[Figure data in JSON]
_ _ _
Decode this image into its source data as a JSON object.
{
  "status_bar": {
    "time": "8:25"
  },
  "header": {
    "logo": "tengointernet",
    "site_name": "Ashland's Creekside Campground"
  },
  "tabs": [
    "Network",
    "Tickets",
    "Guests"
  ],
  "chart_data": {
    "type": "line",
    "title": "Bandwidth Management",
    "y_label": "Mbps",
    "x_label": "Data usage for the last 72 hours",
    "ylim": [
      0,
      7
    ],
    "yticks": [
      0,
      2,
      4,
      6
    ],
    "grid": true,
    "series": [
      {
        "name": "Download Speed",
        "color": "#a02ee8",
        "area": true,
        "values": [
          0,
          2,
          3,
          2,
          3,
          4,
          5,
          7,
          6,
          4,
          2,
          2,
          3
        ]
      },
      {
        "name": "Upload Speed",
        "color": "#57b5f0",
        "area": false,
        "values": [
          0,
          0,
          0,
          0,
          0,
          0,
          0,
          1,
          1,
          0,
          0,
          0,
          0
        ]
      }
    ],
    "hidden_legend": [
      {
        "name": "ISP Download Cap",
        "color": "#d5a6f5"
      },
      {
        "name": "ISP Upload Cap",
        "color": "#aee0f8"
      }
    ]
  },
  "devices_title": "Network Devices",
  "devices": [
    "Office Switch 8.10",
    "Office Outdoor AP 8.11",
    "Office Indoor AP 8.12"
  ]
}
_ _ _
Task instructions:
Your task is to give the records above again, exactly.

Solution for this problem:
Decode this image into its source data as a JSON object.
{
  "status_bar": {
    "time": "8:25"
  },
  "header": {
    "logo": "tengointernet",
    "site_name": "Ashland's Creekside Campground"
  },
  "tabs": [
    "Network",
    "Tickets",
    "Guests"
  ],
  "chart_data": {
    "type": "line",
    "title": "Bandwidth Management",
    "y_label": "Mbps",
    "x_label": "Data usage for the last 72 hours",
    "ylim": [
      0,
      7
    ],
    "yticks": [
      0,
      2,
      4,
      6
    ],
    "grid": true,
    "series": [
      {
        "name": "Download Speed",
        "color": "#a02ee8",
        "area": true,
        "values": [
          0,
          2,
          3,
          2,
          3,
          4,
          5,
          7,
          6,
          4,
          2,
          2,
          3
        ]
      },
      {
        "name": "Upload Speed",
        "color": "#57b5f0",
        "area": false,
        "values": [
          0,
          0,
          0,
          0,
          0,
          0,
          0,
          1,
          1,
          0,
          0,
          0,
          0
        ]
      }
    ],
    "hidden_legend": [
      {
        "name": "ISP Download Cap",
        "color": "#d5a6f5"
      },
      {
        "name": "ISP Upload Cap",
        "color": "#aee0f8"
      }
    ]
  },
  "devices_title": "Network Devices",
  "devices": [
    "Office Switch 8.10",
    "Office Outdoor AP 8.11",
    "Office Indoor AP 8.12"
  ]
}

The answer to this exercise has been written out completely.